**Exercise instructions**
Restate the complete material exactly.

Data excerpts
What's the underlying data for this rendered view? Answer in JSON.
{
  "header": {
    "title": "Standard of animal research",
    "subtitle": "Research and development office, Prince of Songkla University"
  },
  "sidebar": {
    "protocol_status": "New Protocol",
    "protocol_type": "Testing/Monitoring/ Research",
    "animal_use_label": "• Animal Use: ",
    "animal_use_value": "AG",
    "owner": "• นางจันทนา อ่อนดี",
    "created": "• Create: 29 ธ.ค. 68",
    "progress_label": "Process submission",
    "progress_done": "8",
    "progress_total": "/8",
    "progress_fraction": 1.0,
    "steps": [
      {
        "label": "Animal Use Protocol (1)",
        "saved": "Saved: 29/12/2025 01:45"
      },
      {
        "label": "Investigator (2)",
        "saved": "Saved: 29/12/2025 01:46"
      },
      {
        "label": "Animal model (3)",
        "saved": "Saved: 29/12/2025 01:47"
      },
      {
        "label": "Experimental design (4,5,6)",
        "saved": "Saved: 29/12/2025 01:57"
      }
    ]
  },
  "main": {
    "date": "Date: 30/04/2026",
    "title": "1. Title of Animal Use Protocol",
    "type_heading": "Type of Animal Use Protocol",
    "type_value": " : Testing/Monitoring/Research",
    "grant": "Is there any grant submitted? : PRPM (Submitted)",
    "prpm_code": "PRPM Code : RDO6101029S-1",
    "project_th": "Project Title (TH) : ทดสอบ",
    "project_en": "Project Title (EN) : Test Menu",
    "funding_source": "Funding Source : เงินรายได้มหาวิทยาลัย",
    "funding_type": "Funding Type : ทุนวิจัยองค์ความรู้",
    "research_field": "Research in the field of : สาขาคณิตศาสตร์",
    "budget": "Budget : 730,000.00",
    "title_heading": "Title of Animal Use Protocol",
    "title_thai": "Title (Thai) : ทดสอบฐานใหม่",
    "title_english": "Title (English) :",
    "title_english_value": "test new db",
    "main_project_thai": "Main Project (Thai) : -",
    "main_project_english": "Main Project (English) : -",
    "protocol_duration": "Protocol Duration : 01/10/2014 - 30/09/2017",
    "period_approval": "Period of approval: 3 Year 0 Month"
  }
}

**Answer to the task**
What's the underlying data for this rendered view? Answer in JSON.
{
  "header": {
    "title": "Standard of animal research",
    "subtitle": "Research and development office, Prince of Songkla University"
  },
  "sidebar": {
    "protocol_status": "New Protocol",
    "protocol_type": "Testing/Monitoring/ Research",
    "animal_use_label": "• Animal Use: ",
    "animal_use_value": "AG",
    "owner": "• นางจันทนา อ่อนดี",
    "created": "• Create: 29 ธ.ค. 68",
    "progress_label": "Process submission",
    "progress_done": "8",
    "progress_total": "/8",
    "progress_fraction": 1.0,
    "steps": [
      {
        "label": "Animal Use Protocol (1)",
        "saved": "Saved: 29/12/2025 01:45"
      },
      {
        "label": "Investigator (2)",
        "saved": "Saved: 29/12/2025 01:46"
      },
      {
        "label": "Animal model (3)",
        "saved": "Saved: 29/12/2025 01:47"
      },
      {
        "label": "Experimental design (4,5,6)",
        "saved": "Saved: 29/12/2025 01:57"
      }
    ]
  },
  "main": {
    "date": "Date: 30/04/2026",
    "title": "1. Title of Animal Use Protocol",
    "type_heading": "Type of Animal Use Protocol",
    "type_value": " : Testing/Monitoring/Research",
    "grant": "Is there any grant submitted? : PRPM (Submitted)",
    "prpm_code": "PRPM Code : RDO6101029S-1",
    "project_th": "Project Title (TH) : ทดสอบ",
    "project_en": "Project Title (EN) : Test Menu",
    "funding_source": "Funding Source : เงินรายได้มหาวิทยาลัย",
    "funding_type": "Funding Type : ทุนวิจัยองค์ความรู้",
    "research_field": "Research in the field of : สาขาคณิตศาสตร์",
    "budget": "Budget : 730,000.00",
    "title_heading": "Title of Animal Use Protocol",
    "title_thai": "Title (Thai) : ทดสอบฐานใหม่",
    "title_english": "Title (English) :",
    "title_english_value": "test new db",
    "main_project_thai": "Main Project (Thai) : -",
    "main_project_english": "Main Project (English) : -",
    "protocol_duration": "Protocol Duration : 01/10/2014 - 30/09/2017",
    "period_approval": "Period of approval: 3 Year 0 Month"
  }
}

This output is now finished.